WORK TO COMPLETE – Return each line of the records with nothing changed, pictures excepted.
* START *
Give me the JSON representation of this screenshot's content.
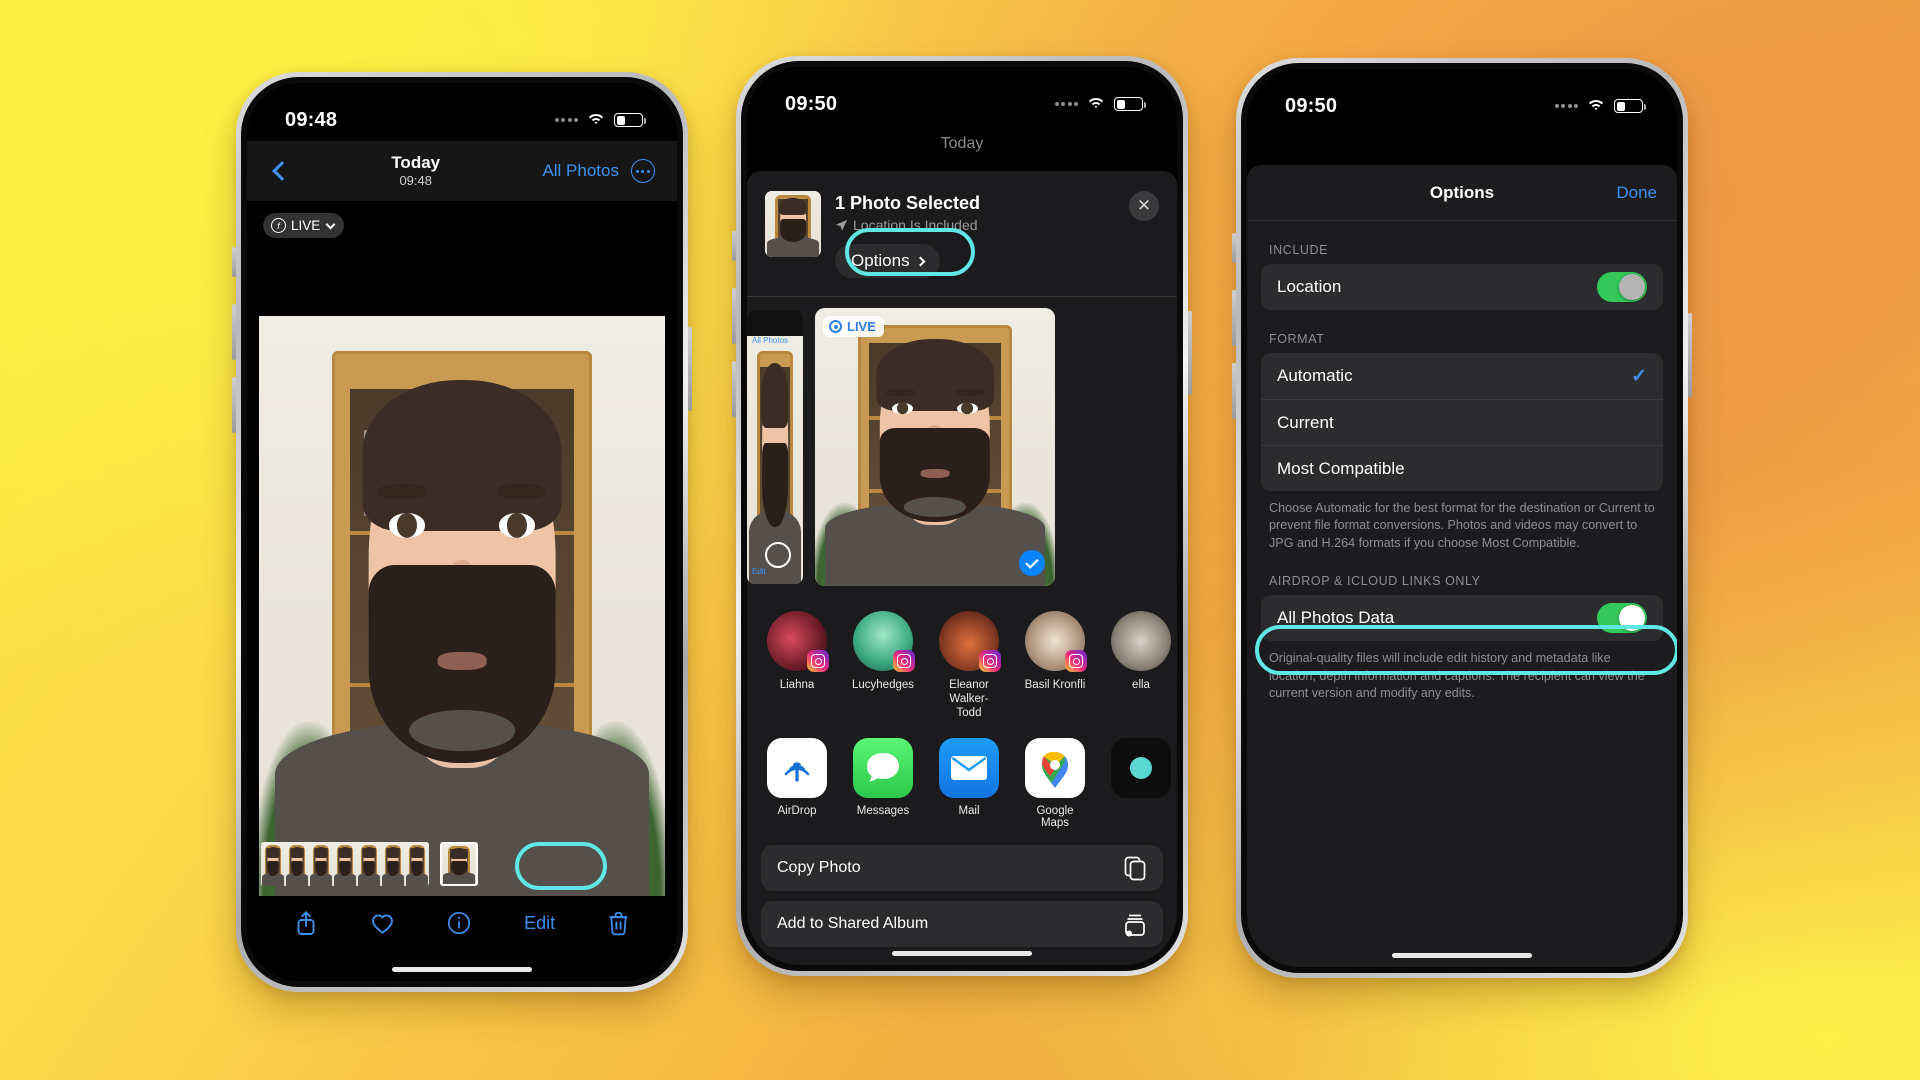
{
  "background": {
    "gradient_from": "#fbee3f",
    "gradient_to": "#eda041"
  },
  "highlight_color": "#5fe7e3",
  "phone1": {
    "status": {
      "time": "09:48",
      "wifi": "wifi-icon",
      "battery": "battery-icon",
      "signal": "signal-dots-icon"
    },
    "nav": {
      "back": "back-chevron-icon",
      "title": "Today",
      "subtitle": "09:48",
      "all_photos": "All Photos",
      "more": "more-options-icon"
    },
    "live_badge": {
      "label": "LIVE",
      "chevron": "chevron-down-icon"
    },
    "toolbar": {
      "share": "share-icon",
      "favorite": "heart-icon",
      "info": "info-icon",
      "edit": "Edit",
      "delete": "trash-icon"
    }
  },
  "phone2": {
    "status": {
      "time": "09:50"
    },
    "dim_title": "Today",
    "dim_all_photos": "All Photos",
    "header": {
      "title": "1 Photo Selected",
      "subtitle": "Location Is Included",
      "options": "Options",
      "close": "close-icon"
    },
    "preview": {
      "live_label": "LIVE",
      "selected": "check-icon"
    },
    "contacts": [
      {
        "name": "Liahna",
        "app_badge": "instagram-icon"
      },
      {
        "name": "Lucyhedges",
        "app_badge": "instagram-icon"
      },
      {
        "name": "Eleanor Walker-Todd",
        "app_badge": "instagram-icon"
      },
      {
        "name": "Basil Kronfli",
        "app_badge": "instagram-icon"
      },
      {
        "name": "ella",
        "app_badge": "instagram-icon"
      }
    ],
    "apps": [
      {
        "name": "AirDrop",
        "icon": "airdrop-icon"
      },
      {
        "name": "Messages",
        "icon": "messages-icon"
      },
      {
        "name": "Mail",
        "icon": "mail-icon"
      },
      {
        "name": "Google Maps",
        "icon": "google-maps-icon"
      },
      {
        "name": "",
        "icon": "more-app-icon"
      }
    ],
    "actions": [
      {
        "label": "Copy Photo",
        "icon": "copy-icon"
      },
      {
        "label": "Add to Shared Album",
        "icon": "shared-album-icon"
      }
    ]
  },
  "phone3": {
    "status": {
      "time": "09:50"
    },
    "nav": {
      "title": "Options",
      "done": "Done"
    },
    "include": {
      "header": "INCLUDE",
      "rows": [
        {
          "label": "Location",
          "toggle": "on"
        }
      ]
    },
    "format": {
      "header": "FORMAT",
      "rows": [
        {
          "label": "Automatic",
          "selected": true
        },
        {
          "label": "Current",
          "selected": false
        },
        {
          "label": "Most Compatible",
          "selected": false
        }
      ],
      "footer": "Choose Automatic for the best format for the destination or Current to prevent file format conversions. Photos and videos may convert to JPG and H.264 formats if you choose Most Compatible."
    },
    "airdrop": {
      "header": "AIRDROP & ICLOUD LINKS ONLY",
      "rows": [
        {
          "label": "All Photos Data",
          "toggle": "on"
        }
      ],
      "footer": "Original-quality files will include edit history and metadata like location, depth information and captions. The recipient can view the current version and modify any edits."
    }
  }
}
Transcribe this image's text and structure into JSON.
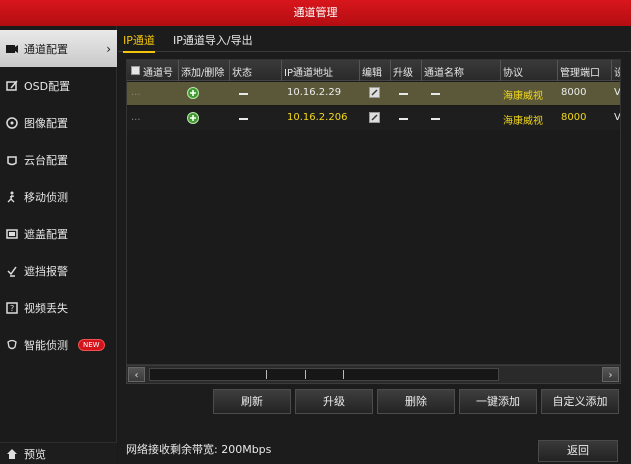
{
  "window": {
    "title": "通道管理"
  },
  "sidebar": {
    "items": [
      {
        "label": "通道配置",
        "icon": "channel-config-icon",
        "active": true
      },
      {
        "label": "OSD配置",
        "icon": "osd-icon"
      },
      {
        "label": "图像配置",
        "icon": "image-icon"
      },
      {
        "label": "云台配置",
        "icon": "ptz-icon"
      },
      {
        "label": "移动侦测",
        "icon": "motion-icon"
      },
      {
        "label": "遮盖配置",
        "icon": "mask-icon"
      },
      {
        "label": "遮挡报警",
        "icon": "tamper-alarm-icon"
      },
      {
        "label": "视频丢失",
        "icon": "video-loss-icon"
      },
      {
        "label": "智能侦测",
        "icon": "smart-detect-icon",
        "badge": "NEW"
      }
    ],
    "arrow": "›",
    "bottom": {
      "label": "预览",
      "icon": "home-icon"
    }
  },
  "tabs": [
    {
      "label": "IP通道",
      "active": true
    },
    {
      "label": "IP通道导入/导出"
    }
  ],
  "table": {
    "headers": [
      "通道号",
      "添加/删除",
      "状态",
      "IP通道地址",
      "编辑",
      "升级",
      "通道名称",
      "协议",
      "管理端口",
      "设"
    ],
    "rows": [
      {
        "channel": "...",
        "ip": "10.16.2.29",
        "protocol": "海康威视",
        "port": "8000",
        "extra": "V",
        "selected": true
      },
      {
        "channel": "...",
        "ip": "10.16.2.206",
        "protocol": "海康威视",
        "port": "8000",
        "extra": "V",
        "selected": false
      }
    ]
  },
  "scrollbar": {
    "left": "‹",
    "right": "›"
  },
  "buttons": {
    "refresh": "刷新",
    "upgrade": "升级",
    "delete": "删除",
    "one_key_add": "一键添加",
    "custom_add": "自定义添加"
  },
  "footer": {
    "bandwidth": "网络接收剩余带宽: 200Mbps",
    "back": "返回"
  },
  "colors": {
    "titlebar": "#c8101a",
    "highlight": "#f2c40a",
    "selected_row": "#5a5838"
  }
}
* END *
TASK OUTPUT –
Give me the JSON representation of this screenshot's content.
{
  "background": {
    "gradient_from": "#fbee3f",
    "gradient_to": "#eda041"
  },
  "highlight_color": "#5fe7e3",
  "phone1": {
    "status": {
      "time": "09:48",
      "wifi": "wifi-icon",
      "battery": "battery-icon",
      "signal": "signal-dots-icon"
    },
    "nav": {
      "back": "back-chevron-icon",
      "title": "Today",
      "subtitle": "09:48",
      "all_photos": "All Photos",
      "more": "more-options-icon"
    },
    "live_badge": {
      "label": "LIVE",
      "chevron": "chevron-down-icon"
    },
    "toolbar": {
      "share": "share-icon",
      "favorite": "heart-icon",
      "info": "info-icon",
      "edit": "Edit",
      "delete": "trash-icon"
    }
  },
  "phone2": {
    "status": {
      "time": "09:50"
    },
    "dim_title": "Today",
    "dim_all_photos": "All Photos",
    "header": {
      "title": "1 Photo Selected",
      "subtitle": "Location Is Included",
      "options": "Options",
      "close": "close-icon"
    },
    "preview": {
      "live_label": "LIVE",
      "selected": "check-icon"
    },
    "contacts": [
      {
        "name": "Liahna",
        "app_badge": "instagram-icon"
      },
      {
        "name": "Lucyhedges",
        "app_badge": "instagram-icon"
      },
      {
        "name": "Eleanor Walker-Todd",
        "app_badge": "instagram-icon"
      },
      {
        "name": "Basil Kronfli",
        "app_badge": "instagram-icon"
      },
      {
        "name": "ella",
        "app_badge": "instagram-icon"
      }
    ],
    "apps": [
      {
        "name": "AirDrop",
        "icon": "airdrop-icon"
      },
      {
        "name": "Messages",
        "icon": "messages-icon"
      },
      {
        "name": "Mail",
        "icon": "mail-icon"
      },
      {
        "name": "Google Maps",
        "icon": "google-maps-icon"
      },
      {
        "name": "",
        "icon": "more-app-icon"
      }
    ],
    "actions": [
      {
        "label": "Copy Photo",
        "icon": "copy-icon"
      },
      {
        "label": "Add to Shared Album",
        "icon": "shared-album-icon"
      }
    ]
  },
  "phone3": {
    "status": {
      "time": "09:50"
    },
    "nav": {
      "title": "Options",
      "done": "Done"
    },
    "include": {
      "header": "INCLUDE",
      "rows": [
        {
          "label": "Location",
          "toggle": "on"
        }
      ]
    },
    "format": {
      "header": "FORMAT",
      "rows": [
        {
          "label": "Automatic",
          "selected": true
        },
        {
          "label": "Current",
          "selected": false
        },
        {
          "label": "Most Compatible",
          "selected": false
        }
      ],
      "footer": "Choose Automatic for the best format for the destination or Current to prevent file format conversions. Photos and videos may convert to JPG and H.264 formats if you choose Most Compatible."
    },
    "airdrop": {
      "header": "AIRDROP & ICLOUD LINKS ONLY",
      "rows": [
        {
          "label": "All Photos Data",
          "toggle": "on"
        }
      ],
      "footer": "Original-quality files will include edit history and metadata like location, depth information and captions. The recipient can view the current version and modify any edits."
    }
  }
}
Transcribe this image's text and structure into JSON.
{
  "window": {
    "title": "通道管理"
  },
  "sidebar": {
    "items": [
      {
        "label": "通道配置",
        "icon": "channel-config-icon",
        "active": true
      },
      {
        "label": "OSD配置",
        "icon": "osd-icon"
      },
      {
        "label": "图像配置",
        "icon": "image-icon"
      },
      {
        "label": "云台配置",
        "icon": "ptz-icon"
      },
      {
        "label": "移动侦测",
        "icon": "motion-icon"
      },
      {
        "label": "遮盖配置",
        "icon": "mask-icon"
      },
      {
        "label": "遮挡报警",
        "icon": "tamper-alarm-icon"
      },
      {
        "label": "视频丢失",
        "icon": "video-loss-icon"
      },
      {
        "label": "智能侦测",
        "icon": "smart-detect-icon",
        "badge": "NEW"
      }
    ],
    "arrow": "›",
    "bottom": {
      "label": "预览",
      "icon": "home-icon"
    }
  },
  "tabs": [
    {
      "label": "IP通道",
      "active": true
    },
    {
      "label": "IP通道导入/导出"
    }
  ],
  "table": {
    "headers": [
      "通道号",
      "添加/删除",
      "状态",
      "IP通道地址",
      "编辑",
      "升级",
      "通道名称",
      "协议",
      "管理端口",
      "设"
    ],
    "rows": [
      {
        "channel": "...",
        "ip": "10.16.2.29",
        "protocol": "海康威视",
        "port": "8000",
        "extra": "V",
        "selected": true
      },
      {
        "channel": "...",
        "ip": "10.16.2.206",
        "protocol": "海康威视",
        "port": "8000",
        "extra": "V",
        "selected": false
      }
    ]
  },
  "scrollbar": {
    "left": "‹",
    "right": "›"
  },
  "buttons": {
    "refresh": "刷新",
    "upgrade": "升级",
    "delete": "删除",
    "one_key_add": "一键添加",
    "custom_add": "自定义添加"
  },
  "footer": {
    "bandwidth": "网络接收剩余带宽: 200Mbps",
    "back": "返回"
  },
  "colors": {
    "titlebar": "#c8101a",
    "highlight": "#f2c40a",
    "selected_row": "#5a5838"
  }
}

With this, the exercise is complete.